→ **Aim**:
Report every line in the listing below where the string "name" shows up.

→ **Available data**:
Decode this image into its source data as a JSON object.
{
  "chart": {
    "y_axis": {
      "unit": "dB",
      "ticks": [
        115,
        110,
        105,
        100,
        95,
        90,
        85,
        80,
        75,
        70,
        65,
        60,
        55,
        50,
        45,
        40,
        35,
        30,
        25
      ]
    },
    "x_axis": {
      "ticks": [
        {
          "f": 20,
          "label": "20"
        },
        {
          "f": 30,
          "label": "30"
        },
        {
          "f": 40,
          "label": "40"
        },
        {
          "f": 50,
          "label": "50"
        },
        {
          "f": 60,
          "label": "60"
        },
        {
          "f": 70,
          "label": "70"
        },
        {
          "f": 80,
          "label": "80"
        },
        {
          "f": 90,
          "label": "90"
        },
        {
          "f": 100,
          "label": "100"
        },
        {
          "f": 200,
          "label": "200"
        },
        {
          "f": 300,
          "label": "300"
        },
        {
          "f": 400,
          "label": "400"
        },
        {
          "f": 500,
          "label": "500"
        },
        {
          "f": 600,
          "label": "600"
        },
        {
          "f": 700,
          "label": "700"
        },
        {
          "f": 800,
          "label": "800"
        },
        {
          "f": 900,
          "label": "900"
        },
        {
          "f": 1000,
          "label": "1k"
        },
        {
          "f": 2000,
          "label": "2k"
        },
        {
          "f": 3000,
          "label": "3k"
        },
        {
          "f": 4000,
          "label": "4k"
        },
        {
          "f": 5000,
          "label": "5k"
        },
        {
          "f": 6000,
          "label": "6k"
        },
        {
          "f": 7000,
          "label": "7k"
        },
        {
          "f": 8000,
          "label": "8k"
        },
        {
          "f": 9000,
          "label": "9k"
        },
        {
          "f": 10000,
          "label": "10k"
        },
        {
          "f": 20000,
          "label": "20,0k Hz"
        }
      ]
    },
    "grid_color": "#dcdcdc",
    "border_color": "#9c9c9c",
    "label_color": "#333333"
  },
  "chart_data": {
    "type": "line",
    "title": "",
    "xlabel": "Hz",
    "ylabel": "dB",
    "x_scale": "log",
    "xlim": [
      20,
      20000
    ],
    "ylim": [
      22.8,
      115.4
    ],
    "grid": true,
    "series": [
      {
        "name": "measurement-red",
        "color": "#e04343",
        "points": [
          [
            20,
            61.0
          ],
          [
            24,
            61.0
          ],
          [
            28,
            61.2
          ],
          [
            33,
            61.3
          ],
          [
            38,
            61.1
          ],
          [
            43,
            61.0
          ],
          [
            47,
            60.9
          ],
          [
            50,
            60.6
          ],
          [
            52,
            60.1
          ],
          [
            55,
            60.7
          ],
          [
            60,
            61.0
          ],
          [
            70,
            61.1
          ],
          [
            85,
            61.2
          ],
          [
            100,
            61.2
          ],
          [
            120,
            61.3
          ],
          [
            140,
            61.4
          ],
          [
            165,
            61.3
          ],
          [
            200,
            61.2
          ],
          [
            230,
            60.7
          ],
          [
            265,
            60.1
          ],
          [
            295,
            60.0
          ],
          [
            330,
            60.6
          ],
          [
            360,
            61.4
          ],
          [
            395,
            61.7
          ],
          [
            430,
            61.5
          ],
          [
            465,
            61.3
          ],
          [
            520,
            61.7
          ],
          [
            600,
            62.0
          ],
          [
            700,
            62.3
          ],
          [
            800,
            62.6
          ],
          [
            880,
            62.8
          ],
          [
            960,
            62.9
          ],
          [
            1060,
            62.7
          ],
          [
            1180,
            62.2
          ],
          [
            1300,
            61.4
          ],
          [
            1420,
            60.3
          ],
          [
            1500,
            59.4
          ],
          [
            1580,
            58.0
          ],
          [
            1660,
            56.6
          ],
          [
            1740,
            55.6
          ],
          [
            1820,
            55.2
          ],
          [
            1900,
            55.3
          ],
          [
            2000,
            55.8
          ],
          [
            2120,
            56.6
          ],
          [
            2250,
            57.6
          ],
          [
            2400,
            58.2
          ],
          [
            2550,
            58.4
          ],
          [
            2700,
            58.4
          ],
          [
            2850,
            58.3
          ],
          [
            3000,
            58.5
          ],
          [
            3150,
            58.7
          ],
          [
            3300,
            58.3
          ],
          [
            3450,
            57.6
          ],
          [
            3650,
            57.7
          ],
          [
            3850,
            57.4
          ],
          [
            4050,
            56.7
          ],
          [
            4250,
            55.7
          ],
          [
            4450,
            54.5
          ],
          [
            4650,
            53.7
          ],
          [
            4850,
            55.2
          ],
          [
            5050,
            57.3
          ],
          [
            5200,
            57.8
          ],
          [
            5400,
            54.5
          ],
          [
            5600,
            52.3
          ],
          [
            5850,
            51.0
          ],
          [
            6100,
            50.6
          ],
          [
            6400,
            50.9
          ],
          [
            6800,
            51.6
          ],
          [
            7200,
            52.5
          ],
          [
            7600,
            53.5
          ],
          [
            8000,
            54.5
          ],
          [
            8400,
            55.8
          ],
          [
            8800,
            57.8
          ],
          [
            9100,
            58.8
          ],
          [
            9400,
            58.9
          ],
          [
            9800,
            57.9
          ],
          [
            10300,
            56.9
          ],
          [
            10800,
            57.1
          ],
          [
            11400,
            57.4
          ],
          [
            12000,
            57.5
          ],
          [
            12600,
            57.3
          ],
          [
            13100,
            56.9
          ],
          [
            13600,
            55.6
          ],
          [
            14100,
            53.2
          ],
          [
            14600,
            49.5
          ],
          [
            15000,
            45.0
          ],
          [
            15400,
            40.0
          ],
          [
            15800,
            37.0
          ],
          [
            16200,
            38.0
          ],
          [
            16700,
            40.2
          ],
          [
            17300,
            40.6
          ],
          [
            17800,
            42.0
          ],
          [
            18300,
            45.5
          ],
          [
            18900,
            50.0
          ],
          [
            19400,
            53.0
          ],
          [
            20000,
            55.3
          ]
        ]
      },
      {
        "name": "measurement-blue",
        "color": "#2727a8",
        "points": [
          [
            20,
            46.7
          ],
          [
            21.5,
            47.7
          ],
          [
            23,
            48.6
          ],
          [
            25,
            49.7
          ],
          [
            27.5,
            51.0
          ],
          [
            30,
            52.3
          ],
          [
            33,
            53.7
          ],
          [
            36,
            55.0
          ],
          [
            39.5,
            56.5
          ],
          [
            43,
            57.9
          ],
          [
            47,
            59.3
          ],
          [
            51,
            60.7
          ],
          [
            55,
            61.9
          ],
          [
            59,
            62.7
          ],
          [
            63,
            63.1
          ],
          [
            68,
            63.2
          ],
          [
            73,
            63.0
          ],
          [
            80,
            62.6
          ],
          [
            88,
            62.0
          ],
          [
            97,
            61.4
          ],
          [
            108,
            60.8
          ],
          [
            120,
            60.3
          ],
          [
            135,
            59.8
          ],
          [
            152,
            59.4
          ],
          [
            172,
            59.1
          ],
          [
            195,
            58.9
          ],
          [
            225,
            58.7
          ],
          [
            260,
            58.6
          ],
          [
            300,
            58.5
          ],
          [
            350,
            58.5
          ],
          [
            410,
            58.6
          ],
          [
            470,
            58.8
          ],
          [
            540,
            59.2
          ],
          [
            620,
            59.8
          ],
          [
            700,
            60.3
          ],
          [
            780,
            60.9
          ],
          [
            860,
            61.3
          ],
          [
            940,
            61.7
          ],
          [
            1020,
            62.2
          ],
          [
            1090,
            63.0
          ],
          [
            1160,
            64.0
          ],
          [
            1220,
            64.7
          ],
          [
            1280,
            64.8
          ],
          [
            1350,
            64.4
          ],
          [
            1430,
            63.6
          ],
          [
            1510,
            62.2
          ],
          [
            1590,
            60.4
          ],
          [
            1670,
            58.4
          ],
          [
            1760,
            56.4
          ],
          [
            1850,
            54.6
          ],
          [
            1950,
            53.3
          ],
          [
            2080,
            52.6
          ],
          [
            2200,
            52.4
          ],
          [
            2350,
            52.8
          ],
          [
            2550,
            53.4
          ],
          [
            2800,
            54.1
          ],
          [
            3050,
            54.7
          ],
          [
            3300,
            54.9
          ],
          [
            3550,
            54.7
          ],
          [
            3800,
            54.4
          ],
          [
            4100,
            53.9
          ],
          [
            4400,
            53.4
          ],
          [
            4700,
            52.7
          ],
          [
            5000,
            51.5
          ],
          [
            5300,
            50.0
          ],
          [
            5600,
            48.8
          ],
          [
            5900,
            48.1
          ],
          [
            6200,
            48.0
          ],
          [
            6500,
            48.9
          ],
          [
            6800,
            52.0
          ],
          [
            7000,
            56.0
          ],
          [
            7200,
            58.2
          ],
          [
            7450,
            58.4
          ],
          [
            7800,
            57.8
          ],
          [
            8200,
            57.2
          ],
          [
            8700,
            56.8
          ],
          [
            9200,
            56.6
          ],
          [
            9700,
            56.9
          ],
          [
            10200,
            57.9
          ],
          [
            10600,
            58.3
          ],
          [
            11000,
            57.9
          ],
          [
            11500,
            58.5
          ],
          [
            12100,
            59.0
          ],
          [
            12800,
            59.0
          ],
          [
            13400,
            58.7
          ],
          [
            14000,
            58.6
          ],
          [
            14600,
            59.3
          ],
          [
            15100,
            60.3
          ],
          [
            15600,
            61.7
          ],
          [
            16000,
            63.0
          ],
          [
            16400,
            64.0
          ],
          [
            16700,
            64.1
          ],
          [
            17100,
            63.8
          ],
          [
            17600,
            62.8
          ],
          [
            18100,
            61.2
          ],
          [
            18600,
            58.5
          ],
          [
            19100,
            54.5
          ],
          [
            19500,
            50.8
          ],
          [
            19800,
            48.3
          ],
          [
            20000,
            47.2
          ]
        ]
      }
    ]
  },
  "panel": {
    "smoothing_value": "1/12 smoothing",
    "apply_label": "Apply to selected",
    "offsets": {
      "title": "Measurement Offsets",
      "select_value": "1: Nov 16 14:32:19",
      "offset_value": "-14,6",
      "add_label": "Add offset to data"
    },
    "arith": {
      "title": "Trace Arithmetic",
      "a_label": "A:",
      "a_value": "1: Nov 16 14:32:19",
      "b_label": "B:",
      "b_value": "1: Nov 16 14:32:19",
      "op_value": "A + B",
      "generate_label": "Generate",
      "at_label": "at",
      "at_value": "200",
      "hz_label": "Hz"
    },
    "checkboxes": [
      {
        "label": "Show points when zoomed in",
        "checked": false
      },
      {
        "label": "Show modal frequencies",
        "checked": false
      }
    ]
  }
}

→ **Task response**:
        "name": "measurement-red",
        "name": "measurement-blue",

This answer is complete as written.